## Begin RECORDS PROVIDED

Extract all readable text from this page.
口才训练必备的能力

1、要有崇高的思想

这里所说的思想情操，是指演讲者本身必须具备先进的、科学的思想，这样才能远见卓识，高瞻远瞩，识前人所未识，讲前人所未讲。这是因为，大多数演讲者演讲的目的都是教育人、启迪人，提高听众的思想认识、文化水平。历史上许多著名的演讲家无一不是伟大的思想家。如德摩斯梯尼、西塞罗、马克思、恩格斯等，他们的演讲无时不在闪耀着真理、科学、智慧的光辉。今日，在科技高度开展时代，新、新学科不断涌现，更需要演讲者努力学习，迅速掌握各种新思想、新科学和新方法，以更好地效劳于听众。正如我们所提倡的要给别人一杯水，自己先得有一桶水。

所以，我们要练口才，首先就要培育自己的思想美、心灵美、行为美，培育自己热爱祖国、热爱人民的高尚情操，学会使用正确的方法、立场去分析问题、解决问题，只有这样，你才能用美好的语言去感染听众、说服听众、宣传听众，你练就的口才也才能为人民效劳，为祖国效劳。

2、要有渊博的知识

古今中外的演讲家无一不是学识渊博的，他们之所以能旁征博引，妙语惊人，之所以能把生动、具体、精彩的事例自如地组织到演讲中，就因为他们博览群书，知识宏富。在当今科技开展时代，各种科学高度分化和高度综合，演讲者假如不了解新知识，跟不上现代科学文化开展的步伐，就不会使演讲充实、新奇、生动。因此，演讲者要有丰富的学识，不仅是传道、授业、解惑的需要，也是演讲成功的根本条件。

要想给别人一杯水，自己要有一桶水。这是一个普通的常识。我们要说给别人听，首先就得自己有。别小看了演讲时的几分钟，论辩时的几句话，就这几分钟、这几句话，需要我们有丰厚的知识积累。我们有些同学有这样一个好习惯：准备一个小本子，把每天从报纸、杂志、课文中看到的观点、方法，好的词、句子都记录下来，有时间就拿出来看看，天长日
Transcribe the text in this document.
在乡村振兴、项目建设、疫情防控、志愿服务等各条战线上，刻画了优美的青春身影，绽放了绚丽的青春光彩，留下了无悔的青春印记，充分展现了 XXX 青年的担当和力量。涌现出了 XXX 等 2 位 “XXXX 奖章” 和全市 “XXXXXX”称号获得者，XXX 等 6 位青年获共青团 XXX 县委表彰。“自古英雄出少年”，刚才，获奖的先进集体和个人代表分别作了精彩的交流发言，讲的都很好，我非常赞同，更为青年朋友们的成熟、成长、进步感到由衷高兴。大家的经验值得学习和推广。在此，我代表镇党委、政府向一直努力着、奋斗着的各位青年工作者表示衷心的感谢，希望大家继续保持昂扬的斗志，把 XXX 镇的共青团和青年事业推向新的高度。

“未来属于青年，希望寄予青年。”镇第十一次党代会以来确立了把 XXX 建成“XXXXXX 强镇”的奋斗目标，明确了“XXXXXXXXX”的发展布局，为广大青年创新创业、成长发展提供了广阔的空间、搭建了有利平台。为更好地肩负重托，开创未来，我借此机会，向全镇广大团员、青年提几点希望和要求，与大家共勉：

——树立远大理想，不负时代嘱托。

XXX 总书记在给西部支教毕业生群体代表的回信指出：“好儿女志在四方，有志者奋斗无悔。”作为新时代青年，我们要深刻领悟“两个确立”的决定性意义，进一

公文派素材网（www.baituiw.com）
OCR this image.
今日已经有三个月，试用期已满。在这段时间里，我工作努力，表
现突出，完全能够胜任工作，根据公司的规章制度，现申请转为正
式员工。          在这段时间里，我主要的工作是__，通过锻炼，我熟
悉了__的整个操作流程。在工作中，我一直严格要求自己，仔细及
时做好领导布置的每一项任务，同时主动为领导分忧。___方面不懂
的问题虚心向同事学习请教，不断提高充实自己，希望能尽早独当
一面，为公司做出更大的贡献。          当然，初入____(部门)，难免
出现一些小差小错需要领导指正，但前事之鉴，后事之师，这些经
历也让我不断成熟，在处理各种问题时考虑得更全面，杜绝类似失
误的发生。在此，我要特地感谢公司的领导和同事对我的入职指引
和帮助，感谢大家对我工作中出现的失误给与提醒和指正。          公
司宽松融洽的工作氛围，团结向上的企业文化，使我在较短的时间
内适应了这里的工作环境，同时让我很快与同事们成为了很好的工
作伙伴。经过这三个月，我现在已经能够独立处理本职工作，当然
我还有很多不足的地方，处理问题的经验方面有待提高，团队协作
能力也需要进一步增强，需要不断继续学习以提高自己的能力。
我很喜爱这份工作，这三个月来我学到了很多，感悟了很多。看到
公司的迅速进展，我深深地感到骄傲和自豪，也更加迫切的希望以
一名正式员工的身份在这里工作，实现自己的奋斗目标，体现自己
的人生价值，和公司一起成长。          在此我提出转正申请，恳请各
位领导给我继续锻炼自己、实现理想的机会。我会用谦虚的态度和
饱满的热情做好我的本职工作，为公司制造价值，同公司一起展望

## End RECORDS PROVIDED

AIM: Reproduce each line of the material above precisely.

EXPECTED ANSWER:
Extract all readable text from this page.
口才训练必备的能力

1、要有崇高的思想

这里所说的思想情操，是指演讲者本身必须具备先进的、科学的思想，这样才能远见卓识，高瞻远瞩，识前人所未识，讲前人所未讲。这是因为，大多数演讲者演讲的目的都是教育人、启迪人，提高听众的思想认识、文化水平。历史上许多著名的演讲家无一不是伟大的思想家。如德摩斯梯尼、西塞罗、马克思、恩格斯等，他们的演讲无时不在闪耀着真理、科学、智慧的光辉。今日，在科技高度开展时代，新、新学科不断涌现，更需要演讲者努力学习，迅速掌握各种新思想、新科学和新方法，以更好地效劳于听众。正如我们所提倡的要给别人一杯水，自己先得有一桶水。

所以，我们要练口才，首先就要培育自己的思想美、心灵美、行为美，培育自己热爱祖国、热爱人民的高尚情操，学会使用正确的方法、立场去分析问题、解决问题，只有这样，你才能用美好的语言去感染听众、说服听众、宣传听众，你练就的口才也才能为人民效劳，为祖国效劳。

2、要有渊博的知识

古今中外的演讲家无一不是学识渊博的，他们之所以能旁征博引，妙语惊人，之所以能把生动、具体、精彩的事例自如地组织到演讲中，就因为他们博览群书，知识宏富。在当今科技开展时代，各种科学高度分化和高度综合，演讲者假如不了解新知识，跟不上现代科学文化开展的步伐，就不会使演讲充实、新奇、生动。因此，演讲者要有丰富的学识，不仅是传道、授业、解惑的需要，也是演讲成功的根本条件。

要想给别人一杯水，自己要有一桶水。这是一个普通的常识。我们要说给别人听，首先就得自己有。别小看了演讲时的几分钟，论辩时的几句话，就这几分钟、这几句话，需要我们有丰厚的知识积累。我们有些同学有这样一个好习惯：准备一个小本子，把每天从报纸、杂志、课文中看到的观点、方法，好的词、句子都记录下来，有时间就拿出来看看，天长日
Transcribe the text in this document.
在乡村振兴、项目建设、疫情防控、志愿服务等各条战线上，刻画了优美的青春身影，绽放了绚丽的青春光彩，留下了无悔的青春印记，充分展现了 XXX 青年的担当和力量。涌现出了 XXX 等 2 位 “XXXX 奖章” 和全市 “XXXXXX”称号获得者，XXX 等 6 位青年获共青团 XXX 县委表彰。“自古英雄出少年”，刚才，获奖的先进集体和个人代表分别作了精彩的交流发言，讲的都很好，我非常赞同，更为青年朋友们的成熟、成长、进步感到由衷高兴。大家的经验值得学习和推广。在此，我代表镇党委、政府向一直努力着、奋斗着的各位青年工作者表示衷心的感谢，希望大家继续保持昂扬的斗志，把 XXX 镇的共青团和青年事业推向新的高度。

“未来属于青年，希望寄予青年。”镇第十一次党代会以来确立了把 XXX 建成“XXXXXX 强镇”的奋斗目标，明确了“XXXXXXXXX”的发展布局，为广大青年创新创业、成长发展提供了广阔的空间、搭建了有利平台。为更好地肩负重托，开创未来，我借此机会，向全镇广大团员、青年提几点希望和要求，与大家共勉：

——树立远大理想，不负时代嘱托。

XXX 总书记在给西部支教毕业生群体代表的回信指出：“好儿女志在四方，有志者奋斗无悔。”作为新时代青年，我们要深刻领悟“两个确立”的决定性意义，进一

公文派素材网（www.baituiw.com）
OCR this image.
今日已经有三个月，试用期已满。在这段时间里，我工作努力，表
现突出，完全能够胜任工作，根据公司的规章制度，现申请转为正
式员工。          在这段时间里，我主要的工作是__，通过锻炼，我熟
悉了__的整个操作流程。在工作中，我一直严格要求自己，仔细及
时做好领导布置的每一项任务，同时主动为领导分忧。___方面不懂
的问题虚心向同事学习请教，不断提高充实自己，希望能尽早独当
一面，为公司做出更大的贡献。          当然，初入____(部门)，难免
出现一些小差小错需要领导指正，但前事之鉴，后事之师，这些经
历也让我不断成熟，在处理各种问题时考虑得更全面，杜绝类似失
误的发生。在此，我要特地感谢公司的领导和同事对我的入职指引
和帮助，感谢大家对我工作中出现的失误给与提醒和指正。          公
司宽松融洽的工作氛围，团结向上的企业文化，使我在较短的时间
内适应了这里的工作环境，同时让我很快与同事们成为了很好的工
作伙伴。经过这三个月，我现在已经能够独立处理本职工作，当然
我还有很多不足的地方，处理问题的经验方面有待提高，团队协作
能力也需要进一步增强，需要不断继续学习以提高自己的能力。
我很喜爱这份工作，这三个月来我学到了很多，感悟了很多。看到
公司的迅速进展，我深深地感到骄傲和自豪，也更加迫切的希望以
一名正式员工的身份在这里工作，实现自己的奋斗目标，体现自己
的人生价值，和公司一起成长。          在此我提出转正申请，恳请各
位领导给我继续锻炼自己、实现理想的机会。我会用谦虚的态度和
饱满的热情做好我的本职工作，为公司制造价值，同公司一起展望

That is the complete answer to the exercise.